#### Raw data ####
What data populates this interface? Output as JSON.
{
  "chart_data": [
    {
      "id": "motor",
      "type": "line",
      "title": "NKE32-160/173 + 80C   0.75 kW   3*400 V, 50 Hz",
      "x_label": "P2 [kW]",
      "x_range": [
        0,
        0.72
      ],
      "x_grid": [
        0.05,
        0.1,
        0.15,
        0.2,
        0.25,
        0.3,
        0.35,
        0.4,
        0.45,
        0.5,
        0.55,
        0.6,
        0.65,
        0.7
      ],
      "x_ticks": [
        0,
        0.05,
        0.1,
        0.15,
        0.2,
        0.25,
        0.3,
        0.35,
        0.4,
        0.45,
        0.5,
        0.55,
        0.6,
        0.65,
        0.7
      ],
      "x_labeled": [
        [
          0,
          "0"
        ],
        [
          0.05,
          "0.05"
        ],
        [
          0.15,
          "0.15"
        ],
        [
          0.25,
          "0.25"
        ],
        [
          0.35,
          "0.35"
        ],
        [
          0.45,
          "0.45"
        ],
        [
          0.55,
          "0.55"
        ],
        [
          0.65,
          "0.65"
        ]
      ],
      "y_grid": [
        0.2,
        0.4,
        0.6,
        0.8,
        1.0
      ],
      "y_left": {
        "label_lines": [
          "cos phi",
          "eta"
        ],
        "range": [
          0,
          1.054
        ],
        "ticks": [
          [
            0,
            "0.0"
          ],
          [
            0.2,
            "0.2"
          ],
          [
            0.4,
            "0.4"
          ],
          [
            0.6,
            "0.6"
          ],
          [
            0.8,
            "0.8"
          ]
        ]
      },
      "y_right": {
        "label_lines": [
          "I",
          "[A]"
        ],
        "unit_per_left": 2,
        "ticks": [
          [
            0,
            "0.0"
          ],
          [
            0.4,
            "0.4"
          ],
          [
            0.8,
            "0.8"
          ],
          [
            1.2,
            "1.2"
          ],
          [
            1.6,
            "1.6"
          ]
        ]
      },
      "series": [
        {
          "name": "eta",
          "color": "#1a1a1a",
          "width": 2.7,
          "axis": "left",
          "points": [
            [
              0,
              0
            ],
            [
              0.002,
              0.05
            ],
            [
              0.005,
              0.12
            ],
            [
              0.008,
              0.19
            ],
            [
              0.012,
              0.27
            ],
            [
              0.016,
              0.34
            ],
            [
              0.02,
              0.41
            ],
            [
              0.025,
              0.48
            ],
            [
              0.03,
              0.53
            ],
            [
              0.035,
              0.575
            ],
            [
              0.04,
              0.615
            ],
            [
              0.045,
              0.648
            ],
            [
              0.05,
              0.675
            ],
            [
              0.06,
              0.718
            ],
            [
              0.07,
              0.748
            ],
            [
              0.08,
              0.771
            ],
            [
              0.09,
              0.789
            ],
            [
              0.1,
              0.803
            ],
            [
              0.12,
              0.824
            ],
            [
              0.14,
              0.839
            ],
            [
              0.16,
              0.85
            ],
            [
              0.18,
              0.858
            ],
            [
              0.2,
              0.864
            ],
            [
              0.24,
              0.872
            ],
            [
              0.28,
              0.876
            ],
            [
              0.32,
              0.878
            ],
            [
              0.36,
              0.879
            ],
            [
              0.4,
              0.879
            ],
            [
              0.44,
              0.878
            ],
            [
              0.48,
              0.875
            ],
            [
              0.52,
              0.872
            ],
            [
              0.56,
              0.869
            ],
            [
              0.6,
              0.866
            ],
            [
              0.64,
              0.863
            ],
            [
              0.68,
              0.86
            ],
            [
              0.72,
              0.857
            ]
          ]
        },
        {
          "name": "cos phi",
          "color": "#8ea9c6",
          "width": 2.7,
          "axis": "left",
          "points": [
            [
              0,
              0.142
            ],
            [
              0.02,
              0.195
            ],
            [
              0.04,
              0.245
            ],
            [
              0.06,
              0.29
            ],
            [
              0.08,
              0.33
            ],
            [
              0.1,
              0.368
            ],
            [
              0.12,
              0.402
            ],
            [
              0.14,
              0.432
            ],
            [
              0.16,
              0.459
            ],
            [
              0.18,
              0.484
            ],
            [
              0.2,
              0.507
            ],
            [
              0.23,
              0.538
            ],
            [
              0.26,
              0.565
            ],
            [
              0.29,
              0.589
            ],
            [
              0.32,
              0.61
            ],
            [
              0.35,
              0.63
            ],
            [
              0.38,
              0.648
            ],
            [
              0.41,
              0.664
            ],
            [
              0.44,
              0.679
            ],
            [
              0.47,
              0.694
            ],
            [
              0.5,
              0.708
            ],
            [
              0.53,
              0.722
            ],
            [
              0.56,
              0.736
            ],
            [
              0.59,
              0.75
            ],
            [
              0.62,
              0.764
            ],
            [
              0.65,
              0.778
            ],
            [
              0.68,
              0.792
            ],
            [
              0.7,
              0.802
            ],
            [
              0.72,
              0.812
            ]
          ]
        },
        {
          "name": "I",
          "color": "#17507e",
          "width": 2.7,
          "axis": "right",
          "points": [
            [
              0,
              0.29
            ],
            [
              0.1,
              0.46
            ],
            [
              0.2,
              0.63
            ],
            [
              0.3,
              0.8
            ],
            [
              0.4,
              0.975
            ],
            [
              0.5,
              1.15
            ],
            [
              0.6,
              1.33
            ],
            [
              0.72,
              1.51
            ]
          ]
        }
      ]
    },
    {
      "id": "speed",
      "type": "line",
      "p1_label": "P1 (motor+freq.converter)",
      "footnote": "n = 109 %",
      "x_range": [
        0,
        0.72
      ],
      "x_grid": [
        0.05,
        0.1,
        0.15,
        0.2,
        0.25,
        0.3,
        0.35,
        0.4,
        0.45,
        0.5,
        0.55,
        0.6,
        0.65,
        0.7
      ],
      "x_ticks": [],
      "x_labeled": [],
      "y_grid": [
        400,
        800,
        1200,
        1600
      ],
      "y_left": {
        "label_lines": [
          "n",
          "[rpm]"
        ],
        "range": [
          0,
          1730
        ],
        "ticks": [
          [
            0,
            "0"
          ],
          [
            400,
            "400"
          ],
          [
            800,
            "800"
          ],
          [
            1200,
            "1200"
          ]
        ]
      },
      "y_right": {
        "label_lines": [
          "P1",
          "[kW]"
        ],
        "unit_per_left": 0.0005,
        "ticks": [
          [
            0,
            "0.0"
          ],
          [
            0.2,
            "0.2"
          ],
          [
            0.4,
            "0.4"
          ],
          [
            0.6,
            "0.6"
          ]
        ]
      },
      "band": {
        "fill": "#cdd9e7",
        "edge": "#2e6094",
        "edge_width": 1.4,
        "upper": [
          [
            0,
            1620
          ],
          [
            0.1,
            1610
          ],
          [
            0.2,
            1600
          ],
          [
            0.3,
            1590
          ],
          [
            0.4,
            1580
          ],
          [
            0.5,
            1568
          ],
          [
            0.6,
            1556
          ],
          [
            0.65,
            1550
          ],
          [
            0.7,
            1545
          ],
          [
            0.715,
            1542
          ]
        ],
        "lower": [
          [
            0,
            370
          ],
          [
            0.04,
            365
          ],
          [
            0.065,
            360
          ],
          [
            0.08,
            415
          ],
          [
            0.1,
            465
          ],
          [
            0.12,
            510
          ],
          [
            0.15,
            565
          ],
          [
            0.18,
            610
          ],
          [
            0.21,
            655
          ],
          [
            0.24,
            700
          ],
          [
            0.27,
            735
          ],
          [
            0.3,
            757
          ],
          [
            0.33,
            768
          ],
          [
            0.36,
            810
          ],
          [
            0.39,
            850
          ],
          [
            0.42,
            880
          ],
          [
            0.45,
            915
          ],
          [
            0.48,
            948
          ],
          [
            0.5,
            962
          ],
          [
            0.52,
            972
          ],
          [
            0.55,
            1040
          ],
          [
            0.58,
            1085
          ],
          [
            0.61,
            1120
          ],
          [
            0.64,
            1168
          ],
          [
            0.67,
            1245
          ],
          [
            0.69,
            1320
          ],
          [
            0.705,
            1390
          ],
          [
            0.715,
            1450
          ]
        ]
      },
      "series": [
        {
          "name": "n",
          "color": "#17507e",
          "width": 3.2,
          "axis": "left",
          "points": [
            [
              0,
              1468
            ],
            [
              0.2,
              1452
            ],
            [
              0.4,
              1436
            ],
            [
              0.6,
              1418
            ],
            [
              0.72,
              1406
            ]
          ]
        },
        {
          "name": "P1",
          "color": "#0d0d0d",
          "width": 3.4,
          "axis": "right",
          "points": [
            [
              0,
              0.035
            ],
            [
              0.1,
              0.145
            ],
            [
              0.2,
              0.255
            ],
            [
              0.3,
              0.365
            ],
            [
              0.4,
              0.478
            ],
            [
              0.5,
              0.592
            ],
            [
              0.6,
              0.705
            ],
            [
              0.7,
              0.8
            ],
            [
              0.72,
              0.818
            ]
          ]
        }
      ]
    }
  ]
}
####
- Written instruction -
Reply with one number only: the count of lines in the entries that contain "motor".

- Output -
2